GIVEN PASSAGE
-- Begin --

On 01/19/2015 07:46 AM, Howard Chu wrote:
Peter Hurley wrote:
On 01/18/2015 05:45 PM, Howard Chu wrote:
Peter Hurley wrote:
Commit 26df6d13406d1 ("tty: Add EXTPROC support for LINEMODE") added
the undocumented EXTPROC input processing mode, which ignores the ICANON
setting and forces pty slave input to be processed in non-canonical
mode.

What's the motivation to remove this code, rather than improve it if it
needs fixing? It has been removed from the Linux kernel at least once
before already, and that was a mistake back then too.

It is a significant maintenance burden, and I have concerns about the
level of support it's receiving. Here's some outstanding issues:

1. No man page documentation. At a minimum, tty_ioctl(4) and termios(3)
      need the userspace visible definitions and behavior documented. Better
      would be a LINEMODE (7) description of how this implementation works
      wrt supporting RFC 1116.

That can be added easily enough.

Is this you signing up?  :)

Sure. I suppose the obvious place to add it is near the TIOCPKT doc in tty_ioctl(4). But, about your further comment:

Thanks.

Which brings up another point: only a pty master should be able to set EXTPROC
mode. Right now, any tty can be set to EXTPROC and the pty slave can even
accidentally unset it. This argues for a new pty ioctl() to set EXTPROC in
termios. pty_set_termios() can silently merge the bit.

Historically EXTPROC could also be set on regular ttys, for lines that were hooked up to special terminal interfaces. E.g. X.29 PADs that did their own input processing. I'm not sure how relevant this is now, but this is the reason EXTPROC is not a pty-specific ioctl.

How does the remote end find out when non-canon mode is selected?
And who does the EXTPROC setting, because if it's the program that opened the
tty, then it can just select raw mode instead.

There's a few significant differences in semantics between raw mode and EXTPROC mode. The point of EXTPROC is to maintain the tty driver state as if cooked mode were still in effect. One obvious difference is that VMIN/VTIME are overlaid on VEOL/VEOF in raw mode, so the two are not directly interchangeable.

The fact that EXTPROC can be manually unset is by design. Quoting from the original again:

stty.diff:
    This file contains the changes needed for the stty(1) program
    to report on the current status of the TS_EXTPROC bit.  It also
    allows the user to turn on/off the TS_EXTPROC bit.  This is useful
    because it allows the user to say "stty -extproc", and the
    LINEMODE option will be automatically disabled, and saying "stty
    extproc" will re-enable the LINEMODE option.


6. EXTPROC still does some input processing on the server. For example,
      7-bit mode (ISTRIP), tolower mode (IUCLC) and processing while
      closing; if input processing is being done on the local/client side,
      why the extra work here?

That's defensive, on the assumption that something else might break if e.g. the tty expected only 7-bit input but 8-bit characters were sent to it.

-- End --

WRITTEN PROBLEM A
Please copy the EXTPROC email thread from "Which brings up" up to and including "raw mode instead.".
WRITTEN PROBLEM B
Carry on the EXTPROC email thread from the point where it stops.

ENTRIES SUPPLIED
-- Begin --

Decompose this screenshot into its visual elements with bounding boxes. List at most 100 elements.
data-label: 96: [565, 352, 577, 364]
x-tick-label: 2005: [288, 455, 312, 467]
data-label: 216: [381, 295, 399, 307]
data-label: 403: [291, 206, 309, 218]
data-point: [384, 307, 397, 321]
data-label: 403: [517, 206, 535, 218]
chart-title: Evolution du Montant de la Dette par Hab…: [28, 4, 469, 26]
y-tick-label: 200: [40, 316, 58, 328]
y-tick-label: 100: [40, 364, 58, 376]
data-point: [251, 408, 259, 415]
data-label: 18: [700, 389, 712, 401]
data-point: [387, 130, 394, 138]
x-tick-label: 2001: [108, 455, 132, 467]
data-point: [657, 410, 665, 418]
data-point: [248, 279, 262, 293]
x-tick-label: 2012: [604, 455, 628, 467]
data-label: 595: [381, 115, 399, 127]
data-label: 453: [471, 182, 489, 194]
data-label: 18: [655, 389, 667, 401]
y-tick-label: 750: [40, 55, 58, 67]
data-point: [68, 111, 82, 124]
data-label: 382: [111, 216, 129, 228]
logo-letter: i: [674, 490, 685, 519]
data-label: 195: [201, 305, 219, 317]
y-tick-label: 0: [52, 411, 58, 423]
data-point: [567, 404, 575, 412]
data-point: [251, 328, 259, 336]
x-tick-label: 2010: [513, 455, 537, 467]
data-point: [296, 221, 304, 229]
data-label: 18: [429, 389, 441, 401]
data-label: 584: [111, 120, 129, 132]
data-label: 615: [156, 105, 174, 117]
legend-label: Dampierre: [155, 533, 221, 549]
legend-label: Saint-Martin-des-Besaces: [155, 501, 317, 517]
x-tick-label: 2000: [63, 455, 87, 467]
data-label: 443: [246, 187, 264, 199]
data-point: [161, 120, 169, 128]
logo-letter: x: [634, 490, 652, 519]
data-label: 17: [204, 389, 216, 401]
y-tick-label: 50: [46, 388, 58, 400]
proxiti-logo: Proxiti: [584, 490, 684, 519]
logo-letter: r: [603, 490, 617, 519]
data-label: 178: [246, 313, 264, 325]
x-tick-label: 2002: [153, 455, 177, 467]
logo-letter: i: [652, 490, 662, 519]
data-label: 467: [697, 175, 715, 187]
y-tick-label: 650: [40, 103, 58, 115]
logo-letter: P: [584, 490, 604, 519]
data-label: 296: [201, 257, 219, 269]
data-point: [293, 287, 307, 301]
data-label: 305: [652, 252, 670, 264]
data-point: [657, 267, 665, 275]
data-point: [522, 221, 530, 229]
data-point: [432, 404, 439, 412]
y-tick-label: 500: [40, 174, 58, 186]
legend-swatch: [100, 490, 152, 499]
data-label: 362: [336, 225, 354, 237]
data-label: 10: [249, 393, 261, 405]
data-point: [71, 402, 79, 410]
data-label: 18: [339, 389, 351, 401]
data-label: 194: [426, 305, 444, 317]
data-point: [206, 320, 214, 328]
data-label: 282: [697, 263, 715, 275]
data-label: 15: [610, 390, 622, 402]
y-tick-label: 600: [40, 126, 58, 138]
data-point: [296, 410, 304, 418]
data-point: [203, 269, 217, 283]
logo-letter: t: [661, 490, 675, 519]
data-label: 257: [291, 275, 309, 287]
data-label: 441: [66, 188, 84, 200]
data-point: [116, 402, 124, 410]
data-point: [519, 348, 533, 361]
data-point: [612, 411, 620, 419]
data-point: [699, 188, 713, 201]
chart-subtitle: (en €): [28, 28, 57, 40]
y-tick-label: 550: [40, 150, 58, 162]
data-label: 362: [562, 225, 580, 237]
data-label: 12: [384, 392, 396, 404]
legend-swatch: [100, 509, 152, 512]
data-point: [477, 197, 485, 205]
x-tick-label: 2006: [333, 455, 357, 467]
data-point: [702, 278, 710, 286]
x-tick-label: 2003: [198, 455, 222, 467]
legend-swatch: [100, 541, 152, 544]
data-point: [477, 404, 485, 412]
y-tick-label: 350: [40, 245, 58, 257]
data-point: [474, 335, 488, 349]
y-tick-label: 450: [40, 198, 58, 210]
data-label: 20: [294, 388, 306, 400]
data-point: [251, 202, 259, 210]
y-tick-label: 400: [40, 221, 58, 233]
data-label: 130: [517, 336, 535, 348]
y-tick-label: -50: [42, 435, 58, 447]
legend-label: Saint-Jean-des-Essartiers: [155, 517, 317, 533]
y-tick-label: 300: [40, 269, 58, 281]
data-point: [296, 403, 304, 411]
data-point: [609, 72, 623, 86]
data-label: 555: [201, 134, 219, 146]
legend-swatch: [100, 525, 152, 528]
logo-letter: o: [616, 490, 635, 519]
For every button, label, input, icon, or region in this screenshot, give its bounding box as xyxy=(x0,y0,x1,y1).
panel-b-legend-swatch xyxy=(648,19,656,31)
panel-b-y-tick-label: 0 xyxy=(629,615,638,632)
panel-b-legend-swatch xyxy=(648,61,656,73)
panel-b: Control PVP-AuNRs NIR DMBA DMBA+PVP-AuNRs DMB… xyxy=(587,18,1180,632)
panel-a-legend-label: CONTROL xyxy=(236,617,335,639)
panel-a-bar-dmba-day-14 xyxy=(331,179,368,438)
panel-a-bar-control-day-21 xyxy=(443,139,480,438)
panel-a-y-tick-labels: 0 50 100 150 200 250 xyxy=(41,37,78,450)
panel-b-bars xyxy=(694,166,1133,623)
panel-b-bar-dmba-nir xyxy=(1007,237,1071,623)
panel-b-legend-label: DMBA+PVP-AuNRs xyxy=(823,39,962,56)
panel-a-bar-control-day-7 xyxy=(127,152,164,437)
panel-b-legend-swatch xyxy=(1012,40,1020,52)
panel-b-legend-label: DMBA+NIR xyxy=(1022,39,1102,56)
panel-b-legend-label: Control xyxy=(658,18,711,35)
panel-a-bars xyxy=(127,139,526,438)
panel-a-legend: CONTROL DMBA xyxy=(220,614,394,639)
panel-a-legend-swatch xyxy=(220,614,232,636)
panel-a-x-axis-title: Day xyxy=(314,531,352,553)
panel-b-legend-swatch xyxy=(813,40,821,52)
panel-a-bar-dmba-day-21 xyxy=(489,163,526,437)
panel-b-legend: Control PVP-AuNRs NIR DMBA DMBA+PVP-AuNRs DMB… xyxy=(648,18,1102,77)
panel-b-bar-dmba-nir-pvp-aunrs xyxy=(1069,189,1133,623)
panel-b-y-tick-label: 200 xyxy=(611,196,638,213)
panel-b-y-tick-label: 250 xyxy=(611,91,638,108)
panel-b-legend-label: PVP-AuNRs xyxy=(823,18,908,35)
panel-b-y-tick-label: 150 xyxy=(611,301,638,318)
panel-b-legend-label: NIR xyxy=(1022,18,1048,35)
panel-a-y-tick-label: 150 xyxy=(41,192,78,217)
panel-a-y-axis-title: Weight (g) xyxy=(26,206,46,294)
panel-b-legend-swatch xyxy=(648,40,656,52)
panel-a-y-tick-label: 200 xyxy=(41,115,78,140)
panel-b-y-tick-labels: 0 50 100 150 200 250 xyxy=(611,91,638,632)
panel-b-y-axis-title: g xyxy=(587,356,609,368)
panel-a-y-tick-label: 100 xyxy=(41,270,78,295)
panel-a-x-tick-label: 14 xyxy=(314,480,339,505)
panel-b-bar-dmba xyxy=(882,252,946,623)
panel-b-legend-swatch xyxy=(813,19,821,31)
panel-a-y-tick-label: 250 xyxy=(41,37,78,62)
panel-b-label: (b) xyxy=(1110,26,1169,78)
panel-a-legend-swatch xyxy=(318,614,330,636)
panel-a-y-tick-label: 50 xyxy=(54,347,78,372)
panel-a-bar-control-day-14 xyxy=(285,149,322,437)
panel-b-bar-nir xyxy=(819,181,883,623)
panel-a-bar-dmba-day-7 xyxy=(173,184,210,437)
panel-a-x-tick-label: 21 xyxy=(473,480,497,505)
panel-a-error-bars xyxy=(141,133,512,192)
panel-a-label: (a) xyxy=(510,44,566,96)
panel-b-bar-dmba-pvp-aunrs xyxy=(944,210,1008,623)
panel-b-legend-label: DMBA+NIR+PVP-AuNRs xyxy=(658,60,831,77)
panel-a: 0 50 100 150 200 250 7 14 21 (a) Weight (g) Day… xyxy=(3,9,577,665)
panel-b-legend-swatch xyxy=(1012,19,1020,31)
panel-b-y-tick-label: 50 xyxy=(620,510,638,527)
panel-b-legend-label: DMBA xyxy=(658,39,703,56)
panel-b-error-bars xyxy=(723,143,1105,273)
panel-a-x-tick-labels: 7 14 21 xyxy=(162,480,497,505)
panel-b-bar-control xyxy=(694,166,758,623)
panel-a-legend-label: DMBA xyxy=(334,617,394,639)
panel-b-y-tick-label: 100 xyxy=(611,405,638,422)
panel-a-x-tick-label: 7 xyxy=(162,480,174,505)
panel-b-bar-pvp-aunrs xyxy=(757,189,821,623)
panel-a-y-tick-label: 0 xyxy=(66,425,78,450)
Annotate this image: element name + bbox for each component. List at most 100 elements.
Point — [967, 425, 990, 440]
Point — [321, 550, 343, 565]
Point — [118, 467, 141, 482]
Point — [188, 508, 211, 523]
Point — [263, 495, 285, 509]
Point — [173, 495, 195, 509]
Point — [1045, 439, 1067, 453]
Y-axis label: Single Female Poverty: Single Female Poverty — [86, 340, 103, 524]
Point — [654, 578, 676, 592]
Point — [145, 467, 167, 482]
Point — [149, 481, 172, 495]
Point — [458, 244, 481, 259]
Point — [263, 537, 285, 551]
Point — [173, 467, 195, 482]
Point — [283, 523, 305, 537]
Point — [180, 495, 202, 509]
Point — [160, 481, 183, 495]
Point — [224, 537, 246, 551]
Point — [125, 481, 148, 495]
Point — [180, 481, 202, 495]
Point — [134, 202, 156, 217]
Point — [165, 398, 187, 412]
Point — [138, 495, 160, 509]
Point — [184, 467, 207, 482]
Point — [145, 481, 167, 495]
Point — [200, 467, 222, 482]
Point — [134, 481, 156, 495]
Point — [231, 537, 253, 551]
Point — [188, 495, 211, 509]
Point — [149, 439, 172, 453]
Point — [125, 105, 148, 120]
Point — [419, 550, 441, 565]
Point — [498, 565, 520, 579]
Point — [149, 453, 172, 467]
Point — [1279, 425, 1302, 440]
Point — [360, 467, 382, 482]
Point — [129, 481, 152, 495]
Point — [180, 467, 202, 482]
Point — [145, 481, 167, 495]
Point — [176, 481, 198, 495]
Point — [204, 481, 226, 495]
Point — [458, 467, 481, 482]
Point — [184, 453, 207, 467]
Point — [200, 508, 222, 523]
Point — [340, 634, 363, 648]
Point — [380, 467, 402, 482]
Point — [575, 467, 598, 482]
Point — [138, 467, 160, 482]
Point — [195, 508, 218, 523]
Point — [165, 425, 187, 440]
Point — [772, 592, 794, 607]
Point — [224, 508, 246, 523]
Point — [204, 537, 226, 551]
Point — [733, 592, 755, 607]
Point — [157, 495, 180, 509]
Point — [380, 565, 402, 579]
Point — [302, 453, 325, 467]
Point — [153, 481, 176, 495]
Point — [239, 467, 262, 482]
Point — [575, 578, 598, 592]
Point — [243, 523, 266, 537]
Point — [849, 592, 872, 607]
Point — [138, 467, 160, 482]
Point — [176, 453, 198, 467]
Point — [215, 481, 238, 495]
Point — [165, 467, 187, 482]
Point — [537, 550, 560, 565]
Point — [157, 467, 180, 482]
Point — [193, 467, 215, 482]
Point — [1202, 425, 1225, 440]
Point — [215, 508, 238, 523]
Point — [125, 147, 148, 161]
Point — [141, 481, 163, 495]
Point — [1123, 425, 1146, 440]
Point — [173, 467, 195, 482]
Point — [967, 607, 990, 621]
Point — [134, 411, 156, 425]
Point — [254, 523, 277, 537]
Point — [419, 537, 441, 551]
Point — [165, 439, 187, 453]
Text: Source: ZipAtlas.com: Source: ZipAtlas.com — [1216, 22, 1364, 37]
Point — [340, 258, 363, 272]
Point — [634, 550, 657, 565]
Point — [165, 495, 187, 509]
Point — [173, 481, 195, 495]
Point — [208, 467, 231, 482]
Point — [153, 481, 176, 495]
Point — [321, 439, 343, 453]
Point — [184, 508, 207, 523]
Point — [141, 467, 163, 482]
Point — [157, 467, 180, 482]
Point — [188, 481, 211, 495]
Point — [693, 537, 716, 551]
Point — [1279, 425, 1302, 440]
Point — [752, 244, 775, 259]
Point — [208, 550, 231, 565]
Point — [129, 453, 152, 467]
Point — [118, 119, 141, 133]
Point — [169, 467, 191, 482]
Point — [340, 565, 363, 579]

-- End --

TASK RESPONSE A
Which brings up another point: only a pty master should be able to set EXTPROC
mode. Right now, any tty can be set to EXTPROC and the pty slave can even
accidentally unset it. This argues for a new pty ioctl() to set EXTPROC in
termios. pty_set_termios() can silently merge the bit.

Historically EXTPROC could also be set on regular ttys, for lines that were hooked up to special terminal interfaces. E.g. X.29 PADs that did their own input processing. I'm not sure how relevant this is now, but this is the reason EXTPROC is not a pty-specific ioctl.

How does the remote end find out when non-canon mode is selected?
And who does the EXTPROC setting, because if it's the program that opened the
tty, then it can just select raw mode instead.

TASK RESPONSE B
Ok, is that because RFC 1116 doesn't specify ISTRIP and IUCLC handling so
the server can't be sure the client did it? If so, that should be documented
so that refactors don't remove that handling.

Could you get back to me about this, as well?

The telnet protocol (RFC854) defines a Network Virtual Terminal (NVT) as using 7-bit USASCII in an 8-bit field. As such, it expects the client to be able to generate both upper and lower case itself, so there's no analogue to IUCLC, and there would be no reason to use ISTRIP.

RFC5198 updates the protocols to use UTF8. So again, it assumes full octets are being transmitted.

Perhaps we can drop these special cases from the driver.

Regular ptys dump input while closing so this should too.

7. This needs a reference userspace implementation which for the moment
      could double as regression testing. A library with unit tests would
      be ideal.

telnet/telnetd can probably used as a starting point for this.

Except telnet is unmaintained except by each distro. Your patches don't apply
to my distro telnet; they had been applied but are now ifdef'd out. I messed
around with rebuilding it but never got telnetd to actually set EXTPROC.

My point is there is no straightforward way to test this, and that's a problem.

In fact, this is my main concern: no matter how useful this might be, it's
pointless if the complementary userspace puzzle piece is unsupported.
I know you have written patches but that's not the same as support; for example
your OpenSSH fork is 4 years old, which is a non-starter because I'm sure
there's known exploits which have been fixed in those 4 years.

Why doesn't Ubuntu/Debian telnet even compile for line mode support? Did the
package maintainer shut it off because it was causing bug reports?

I don't know. Looking at the package history it appears they have never enabled it. https://launchpad.net/ubuntu/+source/netkit-telnet/+changelog

I also don't know where the actual VCS repo is for this code.

There isn't one. The base code is from downloaded tarball.

I don't know what distro you use (or if you even do), but for Ubuntu/Debian
the base package information is here https://packages.debian.org/wheezy/telnetd
including maintainer email, etc.

Typically, to get changes merged requires making a patch(es) against the package
source and sending/uploading those.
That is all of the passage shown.